■ **Task description**
Render every line of the rows below as a JSON list of strings, one string per line, with blank lines and the pictures left out.
-- start of Materials provided --
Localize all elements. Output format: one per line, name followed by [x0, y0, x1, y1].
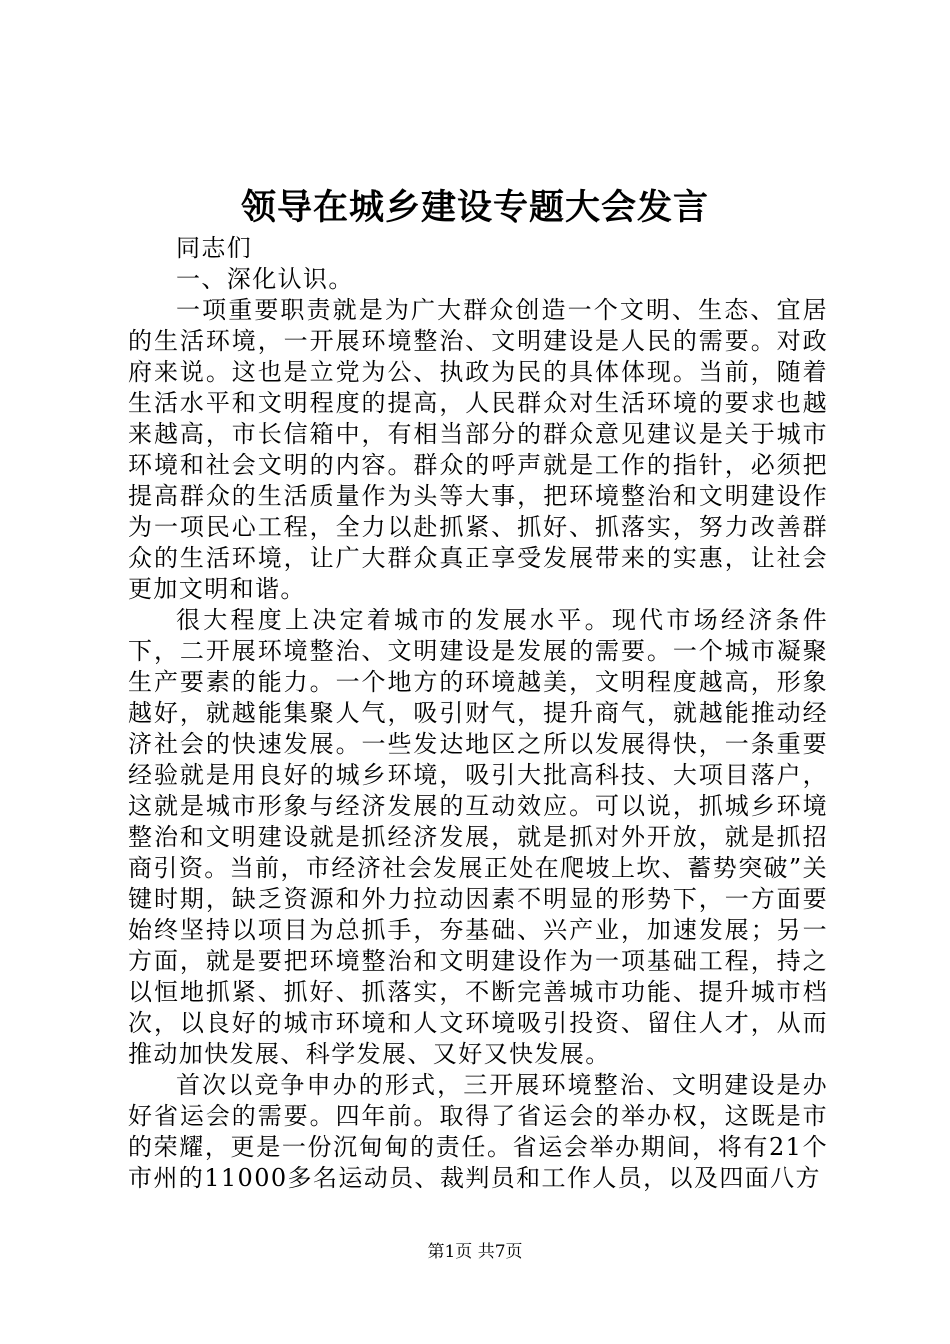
- document-title: 领导在城乡建设专题大会发言: [240, 187, 709, 228]
- section-heading: 一、深化认识。: [176, 265, 354, 293]
- document-body: [128, 233, 828, 1194]
- page-footer: 第1页 共7页: [427, 1242, 523, 1262]
- body-paragraph: 首次以竞争申办的形式，三开展环境整治、文明建设是办好省运会的需要。四年前。取得了省运会的举办权，这既是市的荣耀，更是一份沉甸甸的责任。省运会举办期间，将有21个市州的11000多名运动员、裁判员和工作人员，以及四面八方: [128, 1071, 828, 1192]
- body-paragraph: 一项重要职责就是为广大群众创造一个文明、生态、宜居的生活环境，一开展环境整治、文明建设是人民的需要。对政府来说。这也是立党为公、执政为民的具体体现。当前，随着生活水平和文明程度的提高，人民群众对生活环境的要求也越来越高，市长信箱中，有相当部分的群众意见建议是关于城市环境和社会文明的内容。群众的呼声就是工作的指针，必须把提高群众的生活质量作为头等大事，把环境整治和文明建设作为一项民心工程，全力以赴抓紧、抓好、抓落实，努力改善群众的生活环境，让广大群众真正享受发展带来的实惠，让社会更加文明和谐。: [128, 296, 828, 603]
- salutation: 同志们: [176, 234, 253, 262]
- body-paragraph: 很大程度上决定着城市的发展水平。现代市场经济条件下，二开展环境整治、文明建设是发展的需要。一个城市凝聚生产要素的能力。一个地方的环境越美，文明程度越高，形象越好，就越能集聚人气，吸引财气，提升商气，就越能推动经济社会的快速发展。一些发达地区之所以发展得快，一条重要经验就是用良好的城乡环境，吸引大批高科技、大项目落户，这就是城市形象与经济发展的互动效应。可以说，抓城乡环境整治和文明建设就是抓经济发展，就是抓对外开放，就是抓招商引资。当前，市经济社会发展正处在爬坡上坎、蓄势突破”关键时期，缺乏资源和外力拉动因素不明显的形势下，一方面要始终坚持以项目为总抓手，夯基础、兴产业，加速发展；另一方面，就是要把环境整治和文明建设作为一项基础工程，持之以恒地抓紧、抓好、抓落实，不断完善城市功能、提升城市档次，以良好的城市环境和人文环境吸引投资、留住人才，从而推动加快发展、科学发展、又好又快发展。: [128, 606, 828, 1068]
-- end of Materials provided --
■ **Output for this task**
[
  "Localize all elements. Output format: one per line, name followed by [x0, y0, x1, y1].",
  "- document-title: 领导在城乡建设专题大会发言: [240, 187, 709, 228]",
  "- section-heading: 一、深化认识。: [176, 265, 354, 293]",
  "- document-body: [128, 233, 828, 1194]",
  "- page-footer: 第1页 共7页: [427, 1242, 523, 1262]",
  "- body-paragraph: 首次以竞争申办的形式，三开展环境整治、文明建设是办好省运会的需要。四年前。取得了省运会的举办权，这既是市的荣耀，更是一份沉甸甸的责任。省运会举办期间，将有21个市州的11000多名运动员、裁判员和工作人员，以及四面八方: [128, 1071, 828, 1192]",
  "- body-paragraph: 一项重要职责就是为广大群众创造一个文明、生态、宜居的生活环境，一开展环境整治、文明建设是人民的需要。对政府来说。这也是立党为公、执政为民的具体体现。当前，随着生活水平和文明程度的提高，人民群众对生活环境的要求也越来越高，市长信箱中，有相当部分的群众意见建议是关于城市环境和社会文明的内容。群众的呼声就是工作的指针，必须把提高群众的生活质量作为头等大事，把环境整治和文明建设作为一项民心工程，全力以赴抓紧、抓好、抓落实，努力改善群众的生活环境，让广大群众真正享受发展带来的实惠，让社会更加文明和谐。: [128, 296, 828, 603]",
  "- salutation: 同志们: [176, 234, 253, 262]",
  "- body-paragraph: 很大程度上决定着城市的发展水平。现代市场经济条件下，二开展环境整治、文明建设是发展的需要。一个城市凝聚生产要素的能力。一个地方的环境越美，文明程度越高，形象越好，就越能集聚人气，吸引财气，提升商气，就越能推动经济社会的快速发展。一些发达地区之所以发展得快，一条重要经验就是用良好的城乡环境，吸引大批高科技、大项目落户，这就是城市形象与经济发展的互动效应。可以说，抓城乡环境整治和文明建设就是抓经济发展，就是抓对外开放，就是抓招商引资。当前，市经济社会发展正处在爬坡上坎、蓄势突破”关键时期，缺乏资源和外力拉动因素不明显的形势下，一方面要始终坚持以项目为总抓手，夯基础、兴产业，加速发展；另一方面，就是要把环境整治和文明建设作为一项基础工程，持之以恒地抓紧、抓好、抓落实，不断完善城市功能、提升城市档次，以良好的城市环境和人文环境吸引投资、留住人才，从而推动加快发展、科学发展、又好又快发展。: [128, 606, 828, 1068]"
]